::: Listed entries :::
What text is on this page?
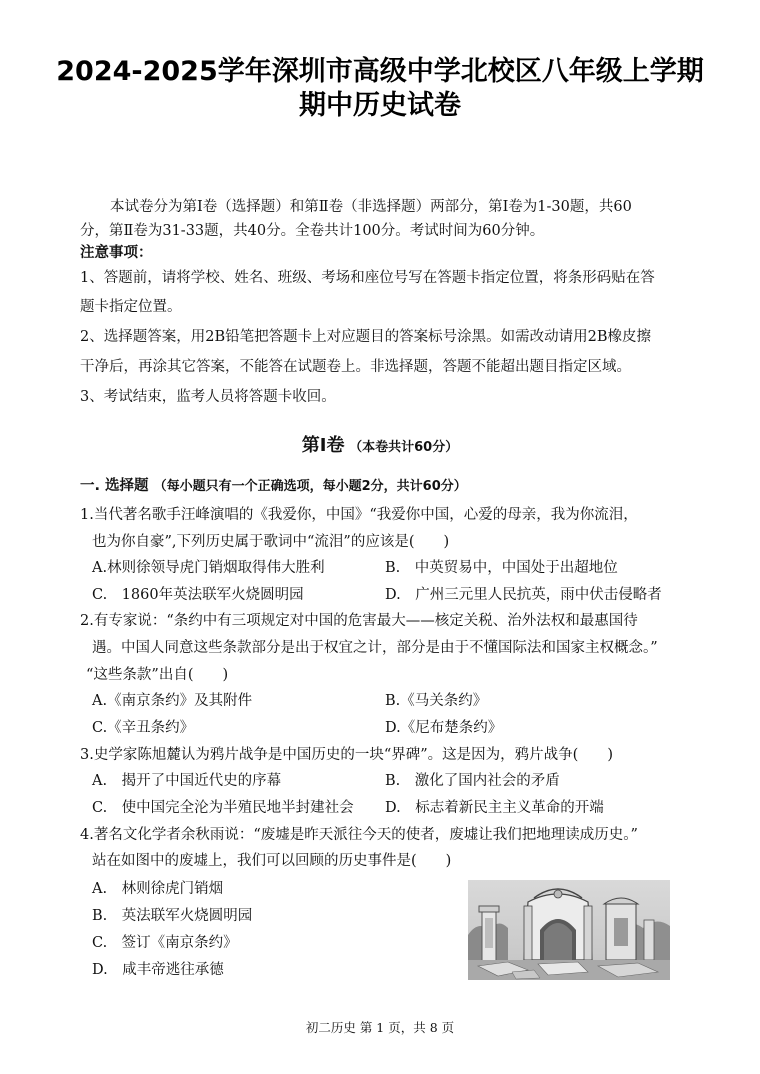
2024-2025学年深圳市高级中学北校区八年级上学期
期中历史试卷
本试卷分为第Ⅰ卷（选择题）和第Ⅱ卷（非选择题）两部分，第Ⅰ卷为1-30题，共60
分，第Ⅱ卷为31-33题，共40分。全卷共计100分。考试时间为60分钟。
注意事项：
1、答题前，请将学校、姓名、班级、考场和座位号写在答题卡指定位置，将条形码贴在答
题卡指定位置。
2、选择题答案，用2B铅笔把答题卡上对应题目的答案标号涂黑。如需改动请用2B橡皮擦
干净后，再涂其它答案，不能答在试题卷上。非选择题，答题不能超出题目指定区域。
3、考试结束，监考人员将答题卡收回。
第Ⅰ卷 （本卷共计60分）
一. 选择题 （每小题只有一个正确选项，每小题2分，共计60分）
1.当代著名歌手汪峰演唱的《我爱你，中国》“我爱你中国，心爱的母亲，我为你流泪，
也为你自豪”,下列历史属于歌词中“流泪”的应该是(　　)
A.林则徐领导虎门销烟取得伟大胜利	B.　中英贸易中，中国处于出超地位
C.　1860年英法联军火烧圆明园	D.　广州三元里人民抗英，雨中伏击侵略者
2.有专家说：“条约中有三项规定对中国的危害最大——核定关税、治外法权和最惠国待
遇。中国人同意这些条款部分是出于权宜之计，部分是由于不懂国际法和国家主权概念。”
“这些条款”出自(　　)
A.《南京条约》及其附件	B.《马关条约》
C.《辛丑条约》	D.《尼布楚条约》
3.史学家陈旭麓认为鸦片战争是中国历史的一块“界碑”。这是因为，鸦片战争(　　)
A.　揭开了中国近代史的序幕	B.　激化了国内社会的矛盾
C.　使中国完全沦为半殖民地半封建社会 D.　标志着新民主主义革命的开端
4.著名文化学者余秋雨说：“废墟是昨天派往今天的使者，废墟让我们把地理读成历史。”
站在如图中的废墟上，我们可以回顾的历史事件是(　　)
A.　林则徐虎门销烟
B.　英法联军火烧圆明园
C.　签订《南京条约》
D.　咸丰帝逃往承德
初二历史 第 1 页，共 8 页
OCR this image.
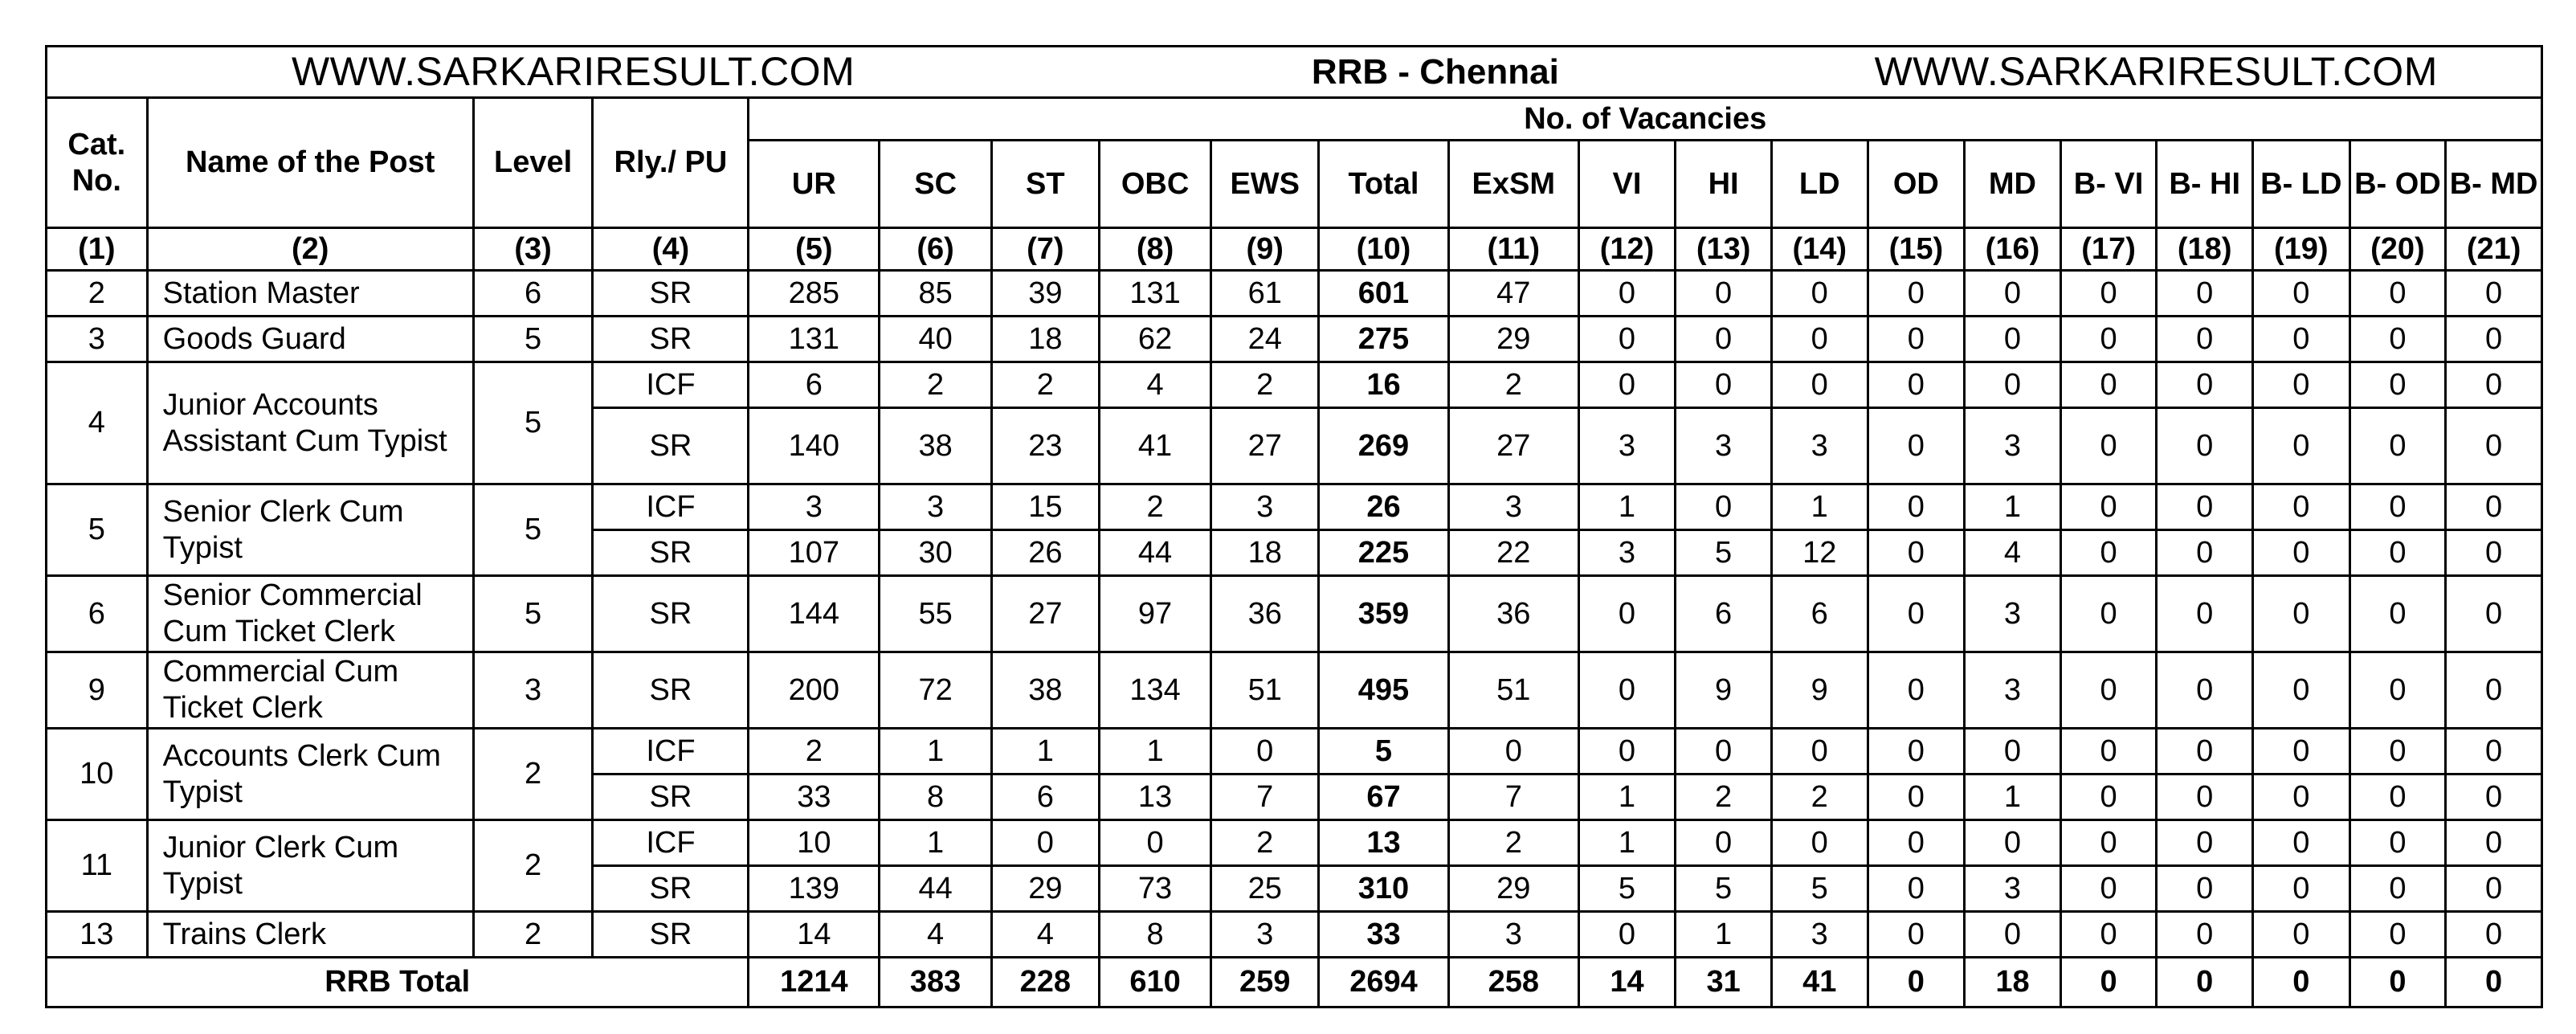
WWW.SARKARIRESULT.COM							RRB - Chennai						WWW.SARKARIRESULT.COM							
Cat. No.	Name of the Post	Level	Rly./ PU	No. of Vacancies																
				UR	SC	ST	OBC	EWS	Total	ExSM	VI	HI	LD	OD	MD	B- VI	B- HI	B- LD	B- OD	B- MD
(1)	(2)	(3)	(4)	(5)	(6)	(7)	(8)	(9)	(10)	(11)	(12)	(13)	(14)	(15)	(16)	(17)	(18)	(19)	(20)	(21)
2	Station Master	6	SR	285	85	39	131	61	601	47	0	0	0	0	0	0	0	0	0	0
3	Goods Guard	5	SR	131	40	18	62	24	275	29	0	0	0	0	0	0	0	0	0	0
4	Junior Accounts Assistant Cum Typist	5	ICF	6	2	2	4	2	16	2	0	0	0	0	0	0	0	0	0	0
			SR	140	38	23	41	27	269	27	3	3	3	0	3	0	0	0	0	0
5	Senior Clerk Cum Typist	5	ICF	3	3	15	2	3	26	3	1	0	1	0	1	0	0	0	0	0
			SR	107	30	26	44	18	225	22	3	5	12	0	4	0	0	0	0	0
6	Senior Commercial Cum Ticket Clerk	5	SR	144	55	27	97	36	359	36	0	6	6	0	3	0	0	0	0	0
9	Commercial Cum Ticket Clerk	3	SR	200	72	38	134	51	495	51	0	9	9	0	3	0	0	0	0	0
10	Accounts Clerk Cum Typist	2	ICF	2	1	1	1	0	5	0	0	0	0	0	0	0	0	0	0	0
			SR	33	8	6	13	7	67	7	1	2	2	0	1	0	0	0	0	0
11	Junior Clerk Cum Typist	2	ICF	10	1	0	0	2	13	2	1	0	0	0	0	0	0	0	0	0
			SR	139	44	29	73	25	310	29	5	5	5	0	3	0	0	0	0	0
13	Trains Clerk	2	SR	14	4	4	8	3	33	3	0	1	3	0	0	0	0	0	0	0
RRB Total				1214	383	228	610	259	2694	258	14	31	41	0	18	0	0	0	0	0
:::
▸ **Aim**
From the listing, extract all text exactly as given and drop any picture.

▸ **Solved problem**
What text is on this page?
2024-2025学年深圳市高级中学北校区八年级上学期
期中历史试卷
本试卷分为第Ⅰ卷（选择题）和第Ⅱ卷（非选择题）两部分，第Ⅰ卷为1-30题，共60
分，第Ⅱ卷为31-33题，共40分。全卷共计100分。考试时间为60分钟。
注意事项：
1、答题前，请将学校、姓名、班级、考场和座位号写在答题卡指定位置，将条形码贴在答
题卡指定位置。
2、选择题答案，用2B铅笔把答题卡上对应题目的答案标号涂黑。如需改动请用2B橡皮擦
干净后，再涂其它答案，不能答在试题卷上。非选择题，答题不能超出题目指定区域。
3、考试结束，监考人员将答题卡收回。
第Ⅰ卷 （本卷共计60分）
一. 选择题 （每小题只有一个正确选项，每小题2分，共计60分）
1.当代著名歌手汪峰演唱的《我爱你，中国》“我爱你中国，心爱的母亲，我为你流泪，
也为你自豪”,下列历史属于歌词中“流泪”的应该是(　　)
A.林则徐领导虎门销烟取得伟大胜利	B.　中英贸易中，中国处于出超地位
C.　1860年英法联军火烧圆明园	D.　广州三元里人民抗英，雨中伏击侵略者
2.有专家说：“条约中有三项规定对中国的危害最大——核定关税、治外法权和最惠国待
遇。中国人同意这些条款部分是出于权宜之计，部分是由于不懂国际法和国家主权概念。”
“这些条款”出自(　　)
A.《南京条约》及其附件	B.《马关条约》
C.《辛丑条约》	D.《尼布楚条约》
3.史学家陈旭麓认为鸦片战争是中国历史的一块“界碑”。这是因为，鸦片战争(　　)
A.　揭开了中国近代史的序幕	B.　激化了国内社会的矛盾
C.　使中国完全沦为半殖民地半封建社会 D.　标志着新民主主义革命的开端
4.著名文化学者余秋雨说：“废墟是昨天派往今天的使者，废墟让我们把地理读成历史。”
站在如图中的废墟上，我们可以回顾的历史事件是(　　)
A.　林则徐虎门销烟
B.　英法联军火烧圆明园
C.　签订《南京条约》
D.　咸丰帝逃往承德
初二历史 第 1 页，共 8 页
OCR this image.
WWW.SARKARIRESULT.COM							RRB - Chennai						WWW.SARKARIRESULT.COM							
Cat. No.	Name of the Post	Level	Rly./ PU	No. of Vacancies																
				UR	SC	ST	OBC	EWS	Total	ExSM	VI	HI	LD	OD	MD	B- VI	B- HI	B- LD	B- OD	B- MD
(1)	(2)	(3)	(4)	(5)	(6)	(7)	(8)	(9)	(10)	(11)	(12)	(13)	(14)	(15)	(16)	(17)	(18)	(19)	(20)	(21)
2	Station Master	6	SR	285	85	39	131	61	601	47	0	0	0	0	0	0	0	0	0	0
3	Goods Guard	5	SR	131	40	18	62	24	275	29	0	0	0	0	0	0	0	0	0	0
4	Junior Accounts Assistant Cum Typist	5	ICF	6	2	2	4	2	16	2	0	0	0	0	0	0	0	0	0	0
			SR	140	38	23	41	27	269	27	3	3	3	0	3	0	0	0	0	0
5	Senior Clerk Cum Typist	5	ICF	3	3	15	2	3	26	3	1	0	1	0	1	0	0	0	0	0
			SR	107	30	26	44	18	225	22	3	5	12	0	4	0	0	0	0	0
6	Senior Commercial Cum Ticket Clerk	5	SR	144	55	27	97	36	359	36	0	6	6	0	3	0	0	0	0	0
9	Commercial Cum Ticket Clerk	3	SR	200	72	38	134	51	495	51	0	9	9	0	3	0	0	0	0	0
10	Accounts Clerk Cum Typist	2	ICF	2	1	1	1	0	5	0	0	0	0	0	0	0	0	0	0	0
			SR	33	8	6	13	7	67	7	1	2	2	0	1	0	0	0	0	0
11	Junior Clerk Cum Typist	2	ICF	10	1	0	0	2	13	2	1	0	0	0	0	0	0	0	0	0
			SR	139	44	29	73	25	310	29	5	5	5	0	3	0	0	0	0	0
13	Trains Clerk	2	SR	14	4	4	8	3	33	3	0	1	3	0	0	0	0	0	0	0
RRB Total				1214	383	228	610	259	2694	258	14	31	41	0	18	0	0	0	0	0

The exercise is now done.